DIRECTIVE — Lines containing the word "فالمسلمون" are to be located and copied.

____

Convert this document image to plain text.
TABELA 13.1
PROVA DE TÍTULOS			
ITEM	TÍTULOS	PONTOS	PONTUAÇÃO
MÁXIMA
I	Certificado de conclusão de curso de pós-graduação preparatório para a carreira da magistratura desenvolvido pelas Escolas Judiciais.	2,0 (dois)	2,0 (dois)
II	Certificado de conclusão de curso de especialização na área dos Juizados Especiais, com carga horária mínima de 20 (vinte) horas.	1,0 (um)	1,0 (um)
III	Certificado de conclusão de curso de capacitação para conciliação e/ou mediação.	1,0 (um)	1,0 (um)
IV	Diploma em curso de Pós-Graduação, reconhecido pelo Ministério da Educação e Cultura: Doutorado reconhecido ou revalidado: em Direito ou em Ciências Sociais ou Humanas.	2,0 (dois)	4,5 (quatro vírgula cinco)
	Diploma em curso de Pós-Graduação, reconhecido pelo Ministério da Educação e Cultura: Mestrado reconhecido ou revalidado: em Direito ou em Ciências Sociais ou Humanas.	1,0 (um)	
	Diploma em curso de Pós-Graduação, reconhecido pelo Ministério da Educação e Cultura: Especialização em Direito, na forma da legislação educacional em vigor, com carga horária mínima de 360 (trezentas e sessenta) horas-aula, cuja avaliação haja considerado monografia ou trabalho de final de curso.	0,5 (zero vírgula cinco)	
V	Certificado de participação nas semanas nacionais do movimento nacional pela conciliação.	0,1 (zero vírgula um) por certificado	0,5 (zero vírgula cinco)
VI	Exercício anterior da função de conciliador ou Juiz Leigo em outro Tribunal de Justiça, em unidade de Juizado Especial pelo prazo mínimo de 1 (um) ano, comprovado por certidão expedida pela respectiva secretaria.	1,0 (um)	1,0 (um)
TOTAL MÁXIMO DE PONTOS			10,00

____

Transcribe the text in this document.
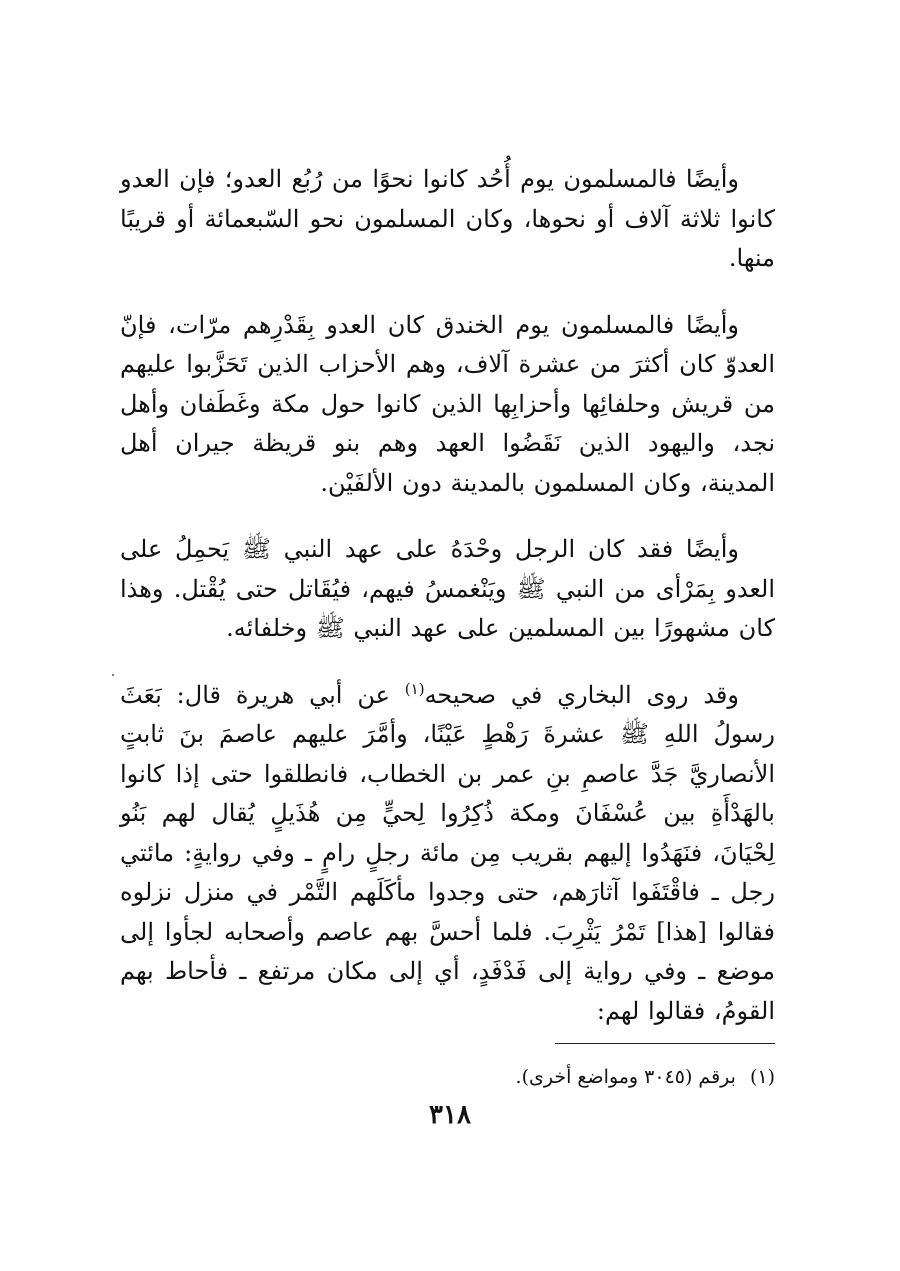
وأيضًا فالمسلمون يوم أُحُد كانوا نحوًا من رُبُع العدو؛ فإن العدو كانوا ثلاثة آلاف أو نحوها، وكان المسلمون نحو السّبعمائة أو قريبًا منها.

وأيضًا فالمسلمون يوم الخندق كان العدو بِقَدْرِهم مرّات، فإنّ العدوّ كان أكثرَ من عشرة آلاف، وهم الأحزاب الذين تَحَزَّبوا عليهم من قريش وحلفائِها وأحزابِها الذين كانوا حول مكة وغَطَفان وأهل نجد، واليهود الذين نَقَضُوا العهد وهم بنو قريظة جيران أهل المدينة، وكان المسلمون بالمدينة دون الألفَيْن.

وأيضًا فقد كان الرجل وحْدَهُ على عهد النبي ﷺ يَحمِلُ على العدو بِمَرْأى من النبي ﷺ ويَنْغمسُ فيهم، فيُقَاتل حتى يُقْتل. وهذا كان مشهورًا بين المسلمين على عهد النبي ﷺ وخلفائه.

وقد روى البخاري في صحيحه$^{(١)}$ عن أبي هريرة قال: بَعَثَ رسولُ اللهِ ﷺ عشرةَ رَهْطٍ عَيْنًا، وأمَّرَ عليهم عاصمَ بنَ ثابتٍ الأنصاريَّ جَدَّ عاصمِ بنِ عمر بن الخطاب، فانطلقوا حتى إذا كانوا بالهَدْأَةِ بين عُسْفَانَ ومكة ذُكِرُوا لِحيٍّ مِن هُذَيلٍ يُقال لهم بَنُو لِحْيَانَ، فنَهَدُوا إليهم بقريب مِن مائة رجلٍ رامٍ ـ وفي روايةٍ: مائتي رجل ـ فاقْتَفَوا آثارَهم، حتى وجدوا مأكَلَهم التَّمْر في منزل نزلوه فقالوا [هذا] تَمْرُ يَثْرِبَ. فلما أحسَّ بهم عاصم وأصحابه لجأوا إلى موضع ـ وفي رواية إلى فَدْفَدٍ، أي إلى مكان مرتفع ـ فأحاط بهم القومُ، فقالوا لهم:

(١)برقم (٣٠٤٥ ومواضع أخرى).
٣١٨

____

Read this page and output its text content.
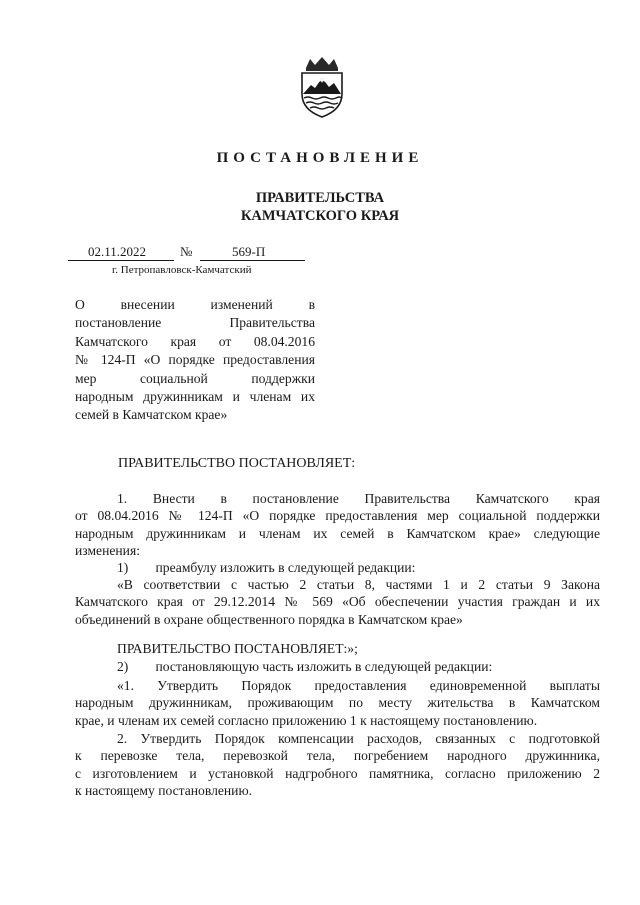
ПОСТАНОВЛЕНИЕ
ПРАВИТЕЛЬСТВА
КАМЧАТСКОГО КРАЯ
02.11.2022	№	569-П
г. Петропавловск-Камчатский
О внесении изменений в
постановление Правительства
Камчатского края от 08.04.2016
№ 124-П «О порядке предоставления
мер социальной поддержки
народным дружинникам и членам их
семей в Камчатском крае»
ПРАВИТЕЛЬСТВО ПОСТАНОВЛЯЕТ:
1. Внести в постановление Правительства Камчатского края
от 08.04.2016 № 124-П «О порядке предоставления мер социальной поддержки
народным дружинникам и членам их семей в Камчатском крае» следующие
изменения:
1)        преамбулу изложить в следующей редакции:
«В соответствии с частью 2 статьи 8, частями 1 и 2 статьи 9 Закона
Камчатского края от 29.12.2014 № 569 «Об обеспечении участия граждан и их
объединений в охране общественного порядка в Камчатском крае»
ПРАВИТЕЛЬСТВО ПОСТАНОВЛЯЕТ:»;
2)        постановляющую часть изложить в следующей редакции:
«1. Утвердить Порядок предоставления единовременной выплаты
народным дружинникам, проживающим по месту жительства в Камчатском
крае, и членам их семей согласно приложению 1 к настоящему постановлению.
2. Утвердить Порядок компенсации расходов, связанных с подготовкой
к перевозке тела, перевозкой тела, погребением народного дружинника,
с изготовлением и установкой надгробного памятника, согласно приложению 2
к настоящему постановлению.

____

EXPECTED OUTPUT —
وأيضًا فالمسلمون يوم أُحُد كانوا نحوًا من رُبُع العدو؛ فإن العدو كانوا ثلاثة آلاف أو نحوها، وكان المسلمون نحو السّبعمائة أو قريبًا منها.
وأيضًا فالمسلمون يوم الخندق كان العدو بِقَدْرِهم مرّات، فإنّ العدوّ كان أكثرَ من عشرة آلاف، وهم الأحزاب الذين تَحَزَّبوا عليهم من قريش وحلفائِها وأحزابِها الذين كانوا حول مكة وغَطَفان وأهل نجد، واليهود الذين نَقَضُوا العهد وهم بنو قريظة جيران أهل المدينة، وكان المسلمون بالمدينة دون الألفَيْن.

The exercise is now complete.